(Structured figure records)
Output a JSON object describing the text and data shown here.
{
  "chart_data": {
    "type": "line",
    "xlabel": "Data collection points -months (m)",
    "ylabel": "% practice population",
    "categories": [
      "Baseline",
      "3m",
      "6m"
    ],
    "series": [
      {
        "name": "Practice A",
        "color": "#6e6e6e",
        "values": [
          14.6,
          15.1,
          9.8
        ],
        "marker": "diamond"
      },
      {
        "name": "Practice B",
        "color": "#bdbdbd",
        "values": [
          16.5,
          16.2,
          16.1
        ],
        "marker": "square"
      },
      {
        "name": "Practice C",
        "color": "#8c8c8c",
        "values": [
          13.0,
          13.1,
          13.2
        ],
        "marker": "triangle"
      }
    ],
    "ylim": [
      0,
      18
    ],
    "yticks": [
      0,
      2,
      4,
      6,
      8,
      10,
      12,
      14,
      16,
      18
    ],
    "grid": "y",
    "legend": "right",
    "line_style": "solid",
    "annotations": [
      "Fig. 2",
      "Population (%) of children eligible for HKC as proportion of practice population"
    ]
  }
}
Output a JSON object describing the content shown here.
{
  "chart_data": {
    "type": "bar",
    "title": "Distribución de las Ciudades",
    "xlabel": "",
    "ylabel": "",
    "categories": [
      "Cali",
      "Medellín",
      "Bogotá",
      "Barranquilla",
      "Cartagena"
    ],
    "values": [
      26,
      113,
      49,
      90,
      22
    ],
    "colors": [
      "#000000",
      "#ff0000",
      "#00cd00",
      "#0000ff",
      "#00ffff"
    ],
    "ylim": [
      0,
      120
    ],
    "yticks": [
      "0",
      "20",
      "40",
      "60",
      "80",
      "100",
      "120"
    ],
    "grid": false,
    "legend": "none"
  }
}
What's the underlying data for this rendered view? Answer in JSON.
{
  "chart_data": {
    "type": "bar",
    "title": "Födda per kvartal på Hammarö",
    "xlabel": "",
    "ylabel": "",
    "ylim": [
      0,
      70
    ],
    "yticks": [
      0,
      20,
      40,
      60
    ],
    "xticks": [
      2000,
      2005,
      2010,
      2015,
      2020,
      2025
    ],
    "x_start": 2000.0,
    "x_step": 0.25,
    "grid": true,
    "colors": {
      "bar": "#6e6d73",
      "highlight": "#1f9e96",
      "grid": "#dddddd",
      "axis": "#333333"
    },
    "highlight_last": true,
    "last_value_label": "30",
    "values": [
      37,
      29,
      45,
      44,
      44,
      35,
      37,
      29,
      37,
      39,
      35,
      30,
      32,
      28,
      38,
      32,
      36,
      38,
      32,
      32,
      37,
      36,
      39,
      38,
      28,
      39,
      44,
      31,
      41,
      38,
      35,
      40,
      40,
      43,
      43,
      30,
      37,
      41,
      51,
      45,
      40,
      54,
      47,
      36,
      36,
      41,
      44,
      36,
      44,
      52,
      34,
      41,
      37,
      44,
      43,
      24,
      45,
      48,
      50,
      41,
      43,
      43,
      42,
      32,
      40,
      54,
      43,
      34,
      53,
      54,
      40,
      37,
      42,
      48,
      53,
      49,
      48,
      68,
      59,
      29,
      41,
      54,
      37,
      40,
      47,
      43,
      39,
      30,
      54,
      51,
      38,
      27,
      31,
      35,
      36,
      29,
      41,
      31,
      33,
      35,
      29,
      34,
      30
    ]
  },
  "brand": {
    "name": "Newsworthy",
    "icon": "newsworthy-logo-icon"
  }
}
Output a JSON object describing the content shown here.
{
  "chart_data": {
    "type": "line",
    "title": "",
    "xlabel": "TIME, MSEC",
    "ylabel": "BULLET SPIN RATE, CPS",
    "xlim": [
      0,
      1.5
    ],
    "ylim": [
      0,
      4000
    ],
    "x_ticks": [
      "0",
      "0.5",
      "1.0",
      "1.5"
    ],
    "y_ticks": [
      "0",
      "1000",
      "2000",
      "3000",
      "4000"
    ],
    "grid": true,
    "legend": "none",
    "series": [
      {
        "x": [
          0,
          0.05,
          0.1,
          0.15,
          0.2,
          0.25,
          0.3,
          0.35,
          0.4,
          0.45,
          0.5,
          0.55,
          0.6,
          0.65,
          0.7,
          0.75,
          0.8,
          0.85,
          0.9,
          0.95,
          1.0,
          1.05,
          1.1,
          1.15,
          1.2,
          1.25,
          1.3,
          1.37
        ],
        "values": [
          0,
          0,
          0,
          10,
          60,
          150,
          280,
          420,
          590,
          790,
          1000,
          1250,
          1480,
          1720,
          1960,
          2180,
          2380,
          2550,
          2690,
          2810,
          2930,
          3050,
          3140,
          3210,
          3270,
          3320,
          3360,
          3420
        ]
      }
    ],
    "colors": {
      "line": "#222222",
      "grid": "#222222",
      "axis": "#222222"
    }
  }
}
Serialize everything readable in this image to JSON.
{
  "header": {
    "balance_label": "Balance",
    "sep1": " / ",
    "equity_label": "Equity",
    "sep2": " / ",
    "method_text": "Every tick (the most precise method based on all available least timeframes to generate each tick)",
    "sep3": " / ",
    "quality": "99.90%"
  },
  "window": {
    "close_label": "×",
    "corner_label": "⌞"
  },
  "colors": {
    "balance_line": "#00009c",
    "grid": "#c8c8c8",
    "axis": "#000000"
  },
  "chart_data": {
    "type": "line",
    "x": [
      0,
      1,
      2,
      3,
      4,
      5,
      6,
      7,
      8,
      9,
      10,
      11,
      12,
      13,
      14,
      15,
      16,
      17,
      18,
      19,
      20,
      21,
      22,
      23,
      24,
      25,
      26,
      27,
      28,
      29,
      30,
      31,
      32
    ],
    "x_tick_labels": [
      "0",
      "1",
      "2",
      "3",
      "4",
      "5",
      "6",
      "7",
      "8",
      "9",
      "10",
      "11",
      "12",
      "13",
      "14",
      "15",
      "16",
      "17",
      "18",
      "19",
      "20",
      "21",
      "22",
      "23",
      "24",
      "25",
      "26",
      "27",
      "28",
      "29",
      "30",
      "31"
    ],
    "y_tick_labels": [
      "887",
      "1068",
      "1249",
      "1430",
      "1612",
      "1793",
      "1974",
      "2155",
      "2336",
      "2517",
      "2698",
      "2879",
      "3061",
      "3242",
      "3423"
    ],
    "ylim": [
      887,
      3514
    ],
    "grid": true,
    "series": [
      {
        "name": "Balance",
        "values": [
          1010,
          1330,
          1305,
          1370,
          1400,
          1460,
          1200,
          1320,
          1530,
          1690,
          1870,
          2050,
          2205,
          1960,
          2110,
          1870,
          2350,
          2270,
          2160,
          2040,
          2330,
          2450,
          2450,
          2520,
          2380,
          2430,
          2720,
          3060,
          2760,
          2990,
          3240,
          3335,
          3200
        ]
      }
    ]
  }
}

DIRECTION
From the listing above, extract every line exactly as it stands.

RESPONSE TO THIS EXERCISE
Output a JSON object describing the text and data shown here.
{
  "chart_data": {
    "type": "line",
    "xlabel": "Data collection points -months (m)",
    "ylabel": "% practice population",
    "categories": [
      "Baseline",
      "3m",
      "6m"
    ],
    "series": [
      {
        "name": "Practice A",
        "color": "#6e6e6e",
        "values": [
          14.6,
          15.1,
          9.8
        ],
        "marker": "diamond"
      },
      {
        "name": "Practice B",
        "color": "#bdbdbd",
        "values": [
          16.5,
          16.2,
          16.1
        ],
        "marker": "square"
      },
      {
        "name": "Practice C",
        "color": "#8c8c8c",
        "values": [
          13.0,
          13.1,
          13.2
        ],
        "marker": "triangle"
      }
    ],
    "ylim": [
      0,
      18
    ],
    "yticks": [
      0,
      2,
      4,
      6,
      8,
      10,
      12,
      14,
      16,
      18
    ],
    "grid": "y",
    "legend": "right",
    "line_style": "solid",
    "annotations": [
      "Fig. 2",
      "Population (%) of children eligible for HKC as proportion of practice population"
    ]
  }
}
Output a JSON object describing the content shown here.
{
  "chart_data": {
    "type": "bar",
    "title": "Distribución de las Ciudades",
    "xlabel": "",
    "ylabel": "",
    "categories": [
      "Cali",
      "Medellín",
      "Bogotá",
      "Barranquilla",
      "Cartagena"
    ],
    "values": [
      26,
      113,
      49,
      90,
      22
    ],
    "colors": [
      "#000000",
      "#ff0000",
      "#00cd00",
      "#0000ff",
      "#00ffff"
    ],
    "ylim": [
      0,
      120
    ],
    "yticks": [
      "0",
      "20",
      "40",
      "60",
      "80",
      "100",
      "120"
    ],
    "grid": false,
    "legend": "none"
  }
}
What's the underlying data for this rendered view? Answer in JSON.
{
  "chart_data": {
    "type": "bar",
    "title": "Födda per kvartal på Hammarö",
    "xlabel": "",
    "ylabel": "",
    "ylim": [
      0,
      70
    ],
    "yticks": [
      0,
      20,
      40,
      60
    ],
    "xticks": [
      2000,
      2005,
      2010,
      2015,
      2020,
      2025
    ],
    "x_start": 2000.0,
    "x_step": 0.25,
    "grid": true,
    "colors": {
      "bar": "#6e6d73",
      "highlight": "#1f9e96",
      "grid": "#dddddd",
      "axis": "#333333"
    },
    "highlight_last": true,
    "last_value_label": "30",
    "values": [
      37,
      29,
      45,
      44,
      44,
      35,
      37,
      29,
      37,
      39,
      35,
      30,
      32,
      28,
      38,
      32,
      36,
      38,
      32,
      32,
      37,
      36,
      39,
      38,
      28,
      39,
      44,
      31,
      41,
      38,
      35,
      40,
      40,
      43,
      43,
      30,
      37,
      41,
      51,
      45,
      40,
      54,
      47,
      36,
      36,
      41,
      44,
      36,
      44,
      52,
      34,
      41,
      37,
      44,
      43,
      24,
      45,
      48,
      50,
      41,
      43,
      43,
      42,
      32,
      40,
      54,
      43,
      34,
      53,
      54,
      40,
      37,
      42,
      48,
      53,
      49,
      48,
      68,
      59,
      29,
      41,
      54,
      37,
      40,
      47,
      43,
      39,
      30,
      54,
      51,
      38,
      27,
      31,
      35,
      36,
      29,
      41,
      31,
      33,
      35,
      29,
      34,
      30
    ]
  },
  "brand": {
    "name": "Newsworthy",
    "icon": "newsworthy-logo-icon"
  }
}
Output a JSON object describing the content shown here.
{
  "chart_data": {
    "type": "line",
    "title": "",
    "xlabel": "TIME, MSEC",
    "ylabel": "BULLET SPIN RATE, CPS",
    "xlim": [
      0,
      1.5
    ],
    "ylim": [
      0,
      4000
    ],
    "x_ticks": [
      "0",
      "0.5",
      "1.0",
      "1.5"
    ],
    "y_ticks": [
      "0",
      "1000",
      "2000",
      "3000",
      "4000"
    ],
    "grid": true,
    "legend": "none",
    "series": [
      {
        "x": [
          0,
          0.05,
          0.1,
          0.15,
          0.2,
          0.25,
          0.3,
          0.35,
          0.4,
          0.45,
          0.5,
          0.55,
          0.6,
          0.65,
          0.7,
          0.75,
          0.8,
          0.85,
          0.9,
          0.95,
          1.0,
          1.05,
          1.1,
          1.15,
          1.2,
          1.25,
          1.3,
          1.37
        ],
        "values": [
          0,
          0,
          0,
          10,
          60,
          150,
          280,
          420,
          590,
          790,
          1000,
          1250,
          1480,
          1720,
          1960,
          2180,
          2380,
          2550,
          2690,
          2810,
          2930,
          3050,
          3140,
          3210,
          3270,
          3320,
          3360,
          3420
        ]
      }
    ],
    "colors": {
      "line": "#222222",
      "grid": "#222222",
      "axis": "#222222"
    }
  }
}
Serialize everything readable in this image to JSON.
{
  "header": {
    "balance_label": "Balance",
    "sep1": " / ",
    "equity_label": "Equity",
    "sep2": " / ",
    "method_text": "Every tick (the most precise method based on all available least timeframes to generate each tick)",
    "sep3": " / ",
    "quality": "99.90%"
  },
  "window": {
    "close_label": "×",
    "corner_label": "⌞"
  },
  "colors": {
    "balance_line": "#00009c",
    "grid": "#c8c8c8",
    "axis": "#000000"
  },
  "chart_data": {
    "type": "line",
    "x": [
      0,
      1,
      2,
      3,
      4,
      5,
      6,
      7,
      8,
      9,
      10,
      11,
      12,
      13,
      14,
      15,
      16,
      17,
      18,
      19,
      20,
      21,
      22,
      23,
      24,
      25,
      26,
      27,
      28,
      29,
      30,
      31,
      32
    ],
    "x_tick_labels": [
      "0",
      "1",
      "2",
      "3",
      "4",
      "5",
      "6",
      "7",
      "8",
      "9",
      "10",
      "11",
      "12",
      "13",
      "14",
      "15",
      "16",
      "17",
      "18",
      "19",
      "20",
      "21",
      "22",
      "23",
      "24",
      "25",
      "26",
      "27",
      "28",
      "29",
      "30",
      "31"
    ],
    "y_tick_labels": [
      "887",
      "1068",
      "1249",
      "1430",
      "1612",
      "1793",
      "1974",
      "2155",
      "2336",
      "2517",
      "2698",
      "2879",
      "3061",
      "3242",
      "3423"
    ],
    "ylim": [
      887,
      3514
    ],
    "grid": true,
    "series": [
      {
        "name": "Balance",
        "values": [
          1010,
          1330,
          1305,
          1370,
          1400,
          1460,
          1200,
          1320,
          1530,
          1690,
          1870,
          2050,
          2205,
          1960,
          2110,
          1870,
          2350,
          2270,
          2160,
          2040,
          2330,
          2450,
          2450,
          2520,
          2380,
          2430,
          2720,
          3060,
          2760,
          2990,
          3240,
          3335,
          3200
        ]
      }
    ]
  }
}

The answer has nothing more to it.